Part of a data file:
• • •

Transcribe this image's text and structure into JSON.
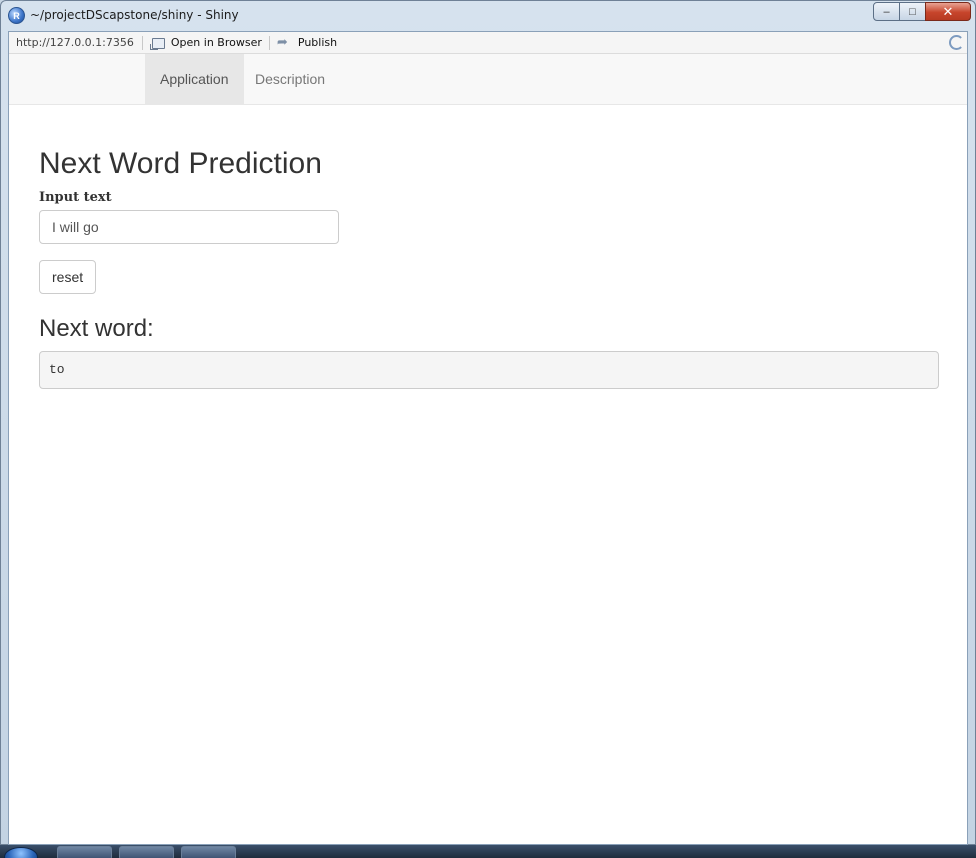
{
  "window": {
    "title": "~/projectDScapstone/shiny - Shiny"
  },
  "toolbar": {
    "url": "http://127.0.0.1:7356",
    "open_in_browser": "Open in Browser",
    "publish": "Publish"
  },
  "nav": {
    "tabs": [
      {
        "label": "Application",
        "active": true
      },
      {
        "label": "Description",
        "active": false
      }
    ]
  },
  "main": {
    "title": "Next Word Prediction",
    "input_label": "Input text",
    "input_value": "I will go",
    "reset_label": "reset",
    "output_heading": "Next word:",
    "output_value": "to"
  }
}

• • •

* _Goal_: Quote all the records verbatim, dropping any pictures from your copy.

* _Answer to the exercise_:
Transcribe this image's text and structure into JSON.
{
  "window": {
    "title": "~/projectDScapstone/shiny - Shiny"
  },
  "toolbar": {
    "url": "http://127.0.0.1:7356",
    "open_in_browser": "Open in Browser",
    "publish": "Publish"
  },
  "nav": {
    "tabs": [
      {
        "label": "Application",
        "active": true
      },
      {
        "label": "Description",
        "active": false
      }
    ]
  },
  "main": {
    "title": "Next Word Prediction",
    "input_label": "Input text",
    "input_value": "I will go",
    "reset_label": "reset",
    "output_heading": "Next word:",
    "output_value": "to"
  }
}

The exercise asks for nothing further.